In [1]:
import numpy as np
import math

In [43]:
#### E-M Coin Toss Example as given in the EM tutorial paper by Do and Batzoglou* #### 

def get_mn_log_likelihood(obs,probs):
    """ Return the (log)likelihood of obs, given the probs"""
    # Multinomial Distribution Log PMF
    # ln (pdf)      =             multinomial coeff            *   product of probabilities
    # ln[f(x|n, p)] = [ln(n!) - (ln(x1!)+ln(x2!)+...+ln(xk!))] + [x1*ln(p1)+x2*ln(p2)+...+xk*ln(pk)]     

    multinomial_coeff_denom= 0
    prod_probs = 0
    for x in range(0,len(obs)): # loop through state counts in each observation
        multinomial_coeff_denom = multinomial_coeff_denom + math.log(math.factorial(obs[x]))
        prod_probs = prod_probs + obs[x]*math.log(probs[x])

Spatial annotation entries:

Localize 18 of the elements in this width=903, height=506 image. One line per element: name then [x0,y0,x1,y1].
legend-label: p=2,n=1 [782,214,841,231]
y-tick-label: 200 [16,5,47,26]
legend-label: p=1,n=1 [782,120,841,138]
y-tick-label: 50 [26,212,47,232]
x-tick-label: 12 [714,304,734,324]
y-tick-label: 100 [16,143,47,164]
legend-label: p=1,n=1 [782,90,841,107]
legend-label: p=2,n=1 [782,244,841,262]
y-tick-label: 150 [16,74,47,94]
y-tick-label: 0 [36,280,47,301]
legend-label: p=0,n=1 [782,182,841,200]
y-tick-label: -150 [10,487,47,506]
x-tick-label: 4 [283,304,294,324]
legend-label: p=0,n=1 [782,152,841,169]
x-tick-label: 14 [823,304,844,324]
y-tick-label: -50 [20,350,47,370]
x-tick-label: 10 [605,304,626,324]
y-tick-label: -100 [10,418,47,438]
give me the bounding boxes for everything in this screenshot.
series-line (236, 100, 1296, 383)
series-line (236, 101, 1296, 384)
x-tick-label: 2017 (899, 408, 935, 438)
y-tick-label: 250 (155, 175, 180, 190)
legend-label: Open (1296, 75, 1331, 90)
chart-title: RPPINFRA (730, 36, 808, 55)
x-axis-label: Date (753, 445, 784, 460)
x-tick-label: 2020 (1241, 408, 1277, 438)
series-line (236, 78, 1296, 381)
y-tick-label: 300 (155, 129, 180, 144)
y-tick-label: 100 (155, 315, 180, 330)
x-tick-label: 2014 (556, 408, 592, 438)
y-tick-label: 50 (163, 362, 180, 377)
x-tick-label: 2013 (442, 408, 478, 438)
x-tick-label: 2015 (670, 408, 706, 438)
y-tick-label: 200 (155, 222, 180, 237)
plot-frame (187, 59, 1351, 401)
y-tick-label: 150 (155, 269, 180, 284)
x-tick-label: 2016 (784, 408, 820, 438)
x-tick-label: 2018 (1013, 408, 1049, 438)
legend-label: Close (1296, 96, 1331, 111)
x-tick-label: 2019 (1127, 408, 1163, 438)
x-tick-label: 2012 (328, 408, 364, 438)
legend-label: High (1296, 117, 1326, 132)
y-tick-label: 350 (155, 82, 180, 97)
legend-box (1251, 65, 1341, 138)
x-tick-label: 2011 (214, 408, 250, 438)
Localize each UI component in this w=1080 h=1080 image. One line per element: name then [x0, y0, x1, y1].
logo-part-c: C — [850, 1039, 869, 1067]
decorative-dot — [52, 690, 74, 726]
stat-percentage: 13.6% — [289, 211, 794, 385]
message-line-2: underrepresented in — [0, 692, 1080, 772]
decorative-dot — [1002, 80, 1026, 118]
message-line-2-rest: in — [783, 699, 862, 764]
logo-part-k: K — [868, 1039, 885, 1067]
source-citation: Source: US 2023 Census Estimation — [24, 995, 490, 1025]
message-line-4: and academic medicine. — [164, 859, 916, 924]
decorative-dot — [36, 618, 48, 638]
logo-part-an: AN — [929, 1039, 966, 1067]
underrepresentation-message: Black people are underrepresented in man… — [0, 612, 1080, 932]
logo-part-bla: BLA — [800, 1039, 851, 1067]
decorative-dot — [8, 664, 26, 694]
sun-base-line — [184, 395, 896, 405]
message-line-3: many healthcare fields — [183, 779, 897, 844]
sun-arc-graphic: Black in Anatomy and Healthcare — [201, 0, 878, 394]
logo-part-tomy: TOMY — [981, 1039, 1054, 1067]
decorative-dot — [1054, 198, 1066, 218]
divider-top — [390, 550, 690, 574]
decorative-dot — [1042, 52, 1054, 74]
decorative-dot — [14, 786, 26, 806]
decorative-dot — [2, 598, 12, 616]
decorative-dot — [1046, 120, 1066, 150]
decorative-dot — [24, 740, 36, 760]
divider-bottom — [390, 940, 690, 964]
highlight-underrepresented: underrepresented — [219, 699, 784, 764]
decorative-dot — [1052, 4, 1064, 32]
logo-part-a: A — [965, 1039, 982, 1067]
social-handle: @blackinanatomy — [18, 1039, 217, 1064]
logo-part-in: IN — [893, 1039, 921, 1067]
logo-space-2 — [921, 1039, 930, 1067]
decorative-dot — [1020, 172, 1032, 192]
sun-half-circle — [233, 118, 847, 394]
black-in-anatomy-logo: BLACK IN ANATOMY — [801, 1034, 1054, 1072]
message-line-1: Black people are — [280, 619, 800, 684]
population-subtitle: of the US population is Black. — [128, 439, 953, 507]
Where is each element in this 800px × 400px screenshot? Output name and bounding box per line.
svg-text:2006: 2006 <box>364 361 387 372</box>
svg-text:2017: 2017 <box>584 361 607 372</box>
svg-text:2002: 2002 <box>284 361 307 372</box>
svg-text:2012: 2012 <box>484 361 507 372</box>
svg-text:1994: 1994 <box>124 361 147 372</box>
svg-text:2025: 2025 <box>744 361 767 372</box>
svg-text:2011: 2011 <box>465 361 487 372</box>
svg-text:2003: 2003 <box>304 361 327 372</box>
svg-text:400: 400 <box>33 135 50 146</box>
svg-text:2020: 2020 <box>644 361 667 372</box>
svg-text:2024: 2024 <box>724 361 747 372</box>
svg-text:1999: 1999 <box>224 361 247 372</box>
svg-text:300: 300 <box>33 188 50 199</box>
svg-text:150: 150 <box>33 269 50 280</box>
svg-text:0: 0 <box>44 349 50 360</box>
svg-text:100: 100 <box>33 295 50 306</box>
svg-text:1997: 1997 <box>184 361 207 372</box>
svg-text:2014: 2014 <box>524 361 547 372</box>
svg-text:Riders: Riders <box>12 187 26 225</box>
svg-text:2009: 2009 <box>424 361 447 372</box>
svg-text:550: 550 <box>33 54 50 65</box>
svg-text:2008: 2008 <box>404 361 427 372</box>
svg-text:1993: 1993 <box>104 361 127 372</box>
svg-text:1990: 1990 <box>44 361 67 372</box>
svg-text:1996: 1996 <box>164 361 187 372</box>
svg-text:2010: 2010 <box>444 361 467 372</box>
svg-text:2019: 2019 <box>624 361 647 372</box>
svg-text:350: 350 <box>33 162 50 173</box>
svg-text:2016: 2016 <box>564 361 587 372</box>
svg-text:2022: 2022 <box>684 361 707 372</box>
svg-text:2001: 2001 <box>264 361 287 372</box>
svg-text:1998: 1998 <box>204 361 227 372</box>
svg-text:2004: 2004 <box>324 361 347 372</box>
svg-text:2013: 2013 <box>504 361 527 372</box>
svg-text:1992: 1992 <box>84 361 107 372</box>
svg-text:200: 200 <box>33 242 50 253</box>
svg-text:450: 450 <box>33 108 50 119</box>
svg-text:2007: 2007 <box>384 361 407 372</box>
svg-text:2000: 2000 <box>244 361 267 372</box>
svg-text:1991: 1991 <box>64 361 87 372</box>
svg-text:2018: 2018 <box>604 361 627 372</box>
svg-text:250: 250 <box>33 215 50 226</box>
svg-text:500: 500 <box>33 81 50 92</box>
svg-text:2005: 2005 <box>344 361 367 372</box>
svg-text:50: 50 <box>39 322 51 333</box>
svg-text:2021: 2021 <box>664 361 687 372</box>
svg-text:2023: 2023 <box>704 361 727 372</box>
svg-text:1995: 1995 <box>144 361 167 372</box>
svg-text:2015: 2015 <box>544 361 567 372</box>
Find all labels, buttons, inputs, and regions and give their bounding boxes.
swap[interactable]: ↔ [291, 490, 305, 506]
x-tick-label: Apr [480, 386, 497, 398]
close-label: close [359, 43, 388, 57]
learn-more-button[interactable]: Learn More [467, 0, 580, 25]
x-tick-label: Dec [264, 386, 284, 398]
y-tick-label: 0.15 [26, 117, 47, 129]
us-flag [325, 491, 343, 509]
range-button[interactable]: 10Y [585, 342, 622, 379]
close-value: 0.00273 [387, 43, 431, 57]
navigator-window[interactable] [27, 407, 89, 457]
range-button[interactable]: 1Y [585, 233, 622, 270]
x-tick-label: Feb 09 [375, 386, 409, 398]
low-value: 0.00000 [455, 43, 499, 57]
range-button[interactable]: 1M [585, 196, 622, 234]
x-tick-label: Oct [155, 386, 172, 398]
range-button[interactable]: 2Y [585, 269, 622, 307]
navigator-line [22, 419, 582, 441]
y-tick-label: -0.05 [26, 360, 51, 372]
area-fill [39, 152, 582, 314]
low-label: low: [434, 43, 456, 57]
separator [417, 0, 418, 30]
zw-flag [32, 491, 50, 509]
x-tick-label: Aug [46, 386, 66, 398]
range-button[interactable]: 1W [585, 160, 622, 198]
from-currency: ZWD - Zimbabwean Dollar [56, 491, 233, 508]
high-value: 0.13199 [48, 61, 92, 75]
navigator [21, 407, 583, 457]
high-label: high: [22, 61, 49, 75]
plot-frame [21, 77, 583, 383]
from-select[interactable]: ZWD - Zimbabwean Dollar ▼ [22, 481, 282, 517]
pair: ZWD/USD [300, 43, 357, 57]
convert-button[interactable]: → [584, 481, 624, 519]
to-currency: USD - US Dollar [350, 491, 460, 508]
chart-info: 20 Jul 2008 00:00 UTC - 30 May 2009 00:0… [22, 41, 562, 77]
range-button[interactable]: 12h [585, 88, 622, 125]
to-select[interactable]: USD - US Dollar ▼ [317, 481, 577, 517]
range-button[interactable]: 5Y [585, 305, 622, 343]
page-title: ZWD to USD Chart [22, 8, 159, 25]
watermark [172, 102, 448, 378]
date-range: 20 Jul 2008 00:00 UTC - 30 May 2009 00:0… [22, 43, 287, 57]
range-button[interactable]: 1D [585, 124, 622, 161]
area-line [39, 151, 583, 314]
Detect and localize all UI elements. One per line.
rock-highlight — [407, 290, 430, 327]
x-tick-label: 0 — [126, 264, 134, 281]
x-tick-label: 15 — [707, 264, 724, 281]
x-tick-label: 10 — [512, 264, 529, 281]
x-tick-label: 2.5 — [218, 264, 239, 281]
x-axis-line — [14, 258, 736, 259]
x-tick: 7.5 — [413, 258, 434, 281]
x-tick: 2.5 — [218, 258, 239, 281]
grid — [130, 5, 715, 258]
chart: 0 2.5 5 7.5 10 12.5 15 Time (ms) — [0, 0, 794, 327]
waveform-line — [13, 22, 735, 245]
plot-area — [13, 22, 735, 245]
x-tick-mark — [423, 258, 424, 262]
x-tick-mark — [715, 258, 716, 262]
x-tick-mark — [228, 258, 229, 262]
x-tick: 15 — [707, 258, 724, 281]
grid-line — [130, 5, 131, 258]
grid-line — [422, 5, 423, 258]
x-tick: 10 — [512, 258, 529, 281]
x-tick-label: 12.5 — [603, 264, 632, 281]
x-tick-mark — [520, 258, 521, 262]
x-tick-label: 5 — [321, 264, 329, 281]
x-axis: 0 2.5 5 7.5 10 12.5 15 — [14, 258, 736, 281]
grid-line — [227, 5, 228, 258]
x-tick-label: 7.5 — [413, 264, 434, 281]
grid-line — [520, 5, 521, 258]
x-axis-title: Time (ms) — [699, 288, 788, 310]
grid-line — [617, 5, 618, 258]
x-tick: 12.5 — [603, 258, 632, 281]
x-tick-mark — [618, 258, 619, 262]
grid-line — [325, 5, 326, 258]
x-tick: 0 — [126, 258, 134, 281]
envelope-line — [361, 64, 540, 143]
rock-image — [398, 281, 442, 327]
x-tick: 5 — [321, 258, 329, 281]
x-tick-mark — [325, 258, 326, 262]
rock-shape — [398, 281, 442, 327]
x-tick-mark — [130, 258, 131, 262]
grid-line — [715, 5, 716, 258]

▸ **INSTRUCTIONS**:
**A.** Answer these about the EM coin-toss code:
(i) Which two modules does it import?
(ii) The coin toss example comes from the EM tutorial paper by whom?
(iii) Which distribution's log PMF does get_mn_log_likelihood compute?
**B.** From the EM coin-toss code, return word for word the stretch from "# Multinomial Distribution" through "prod_probs + obs[x]*math.log(probs[x])".

▸ **ANSWERS TO EACH TASK**:
**A.**
(i) numpy (as np) and math
(ii) Do and Batzoglou
(iii) The multinomial distribution

**B.**
# Multinomial Distribution Log PMF
    # ln (pdf)      =             multinomial coeff            *   product of probabilities
    # ln[f(x|n, p)] = [ln(n!) - (ln(x1!)+ln(x2!)+...+ln(xk!))] + [x1*ln(p1)+x2*ln(p2)+...+xk*ln(pk)]     

    multinomial_coeff_denom= 0
    prod_probs = 0
    for x in range(0,len(obs)): # loop through state counts in each observation
        multinomial_coeff_denom = multinomial_coeff_denom + math.log(math.factorial(obs[x]))
        prod_probs = prod_probs + obs[x]*math.log(probs[x])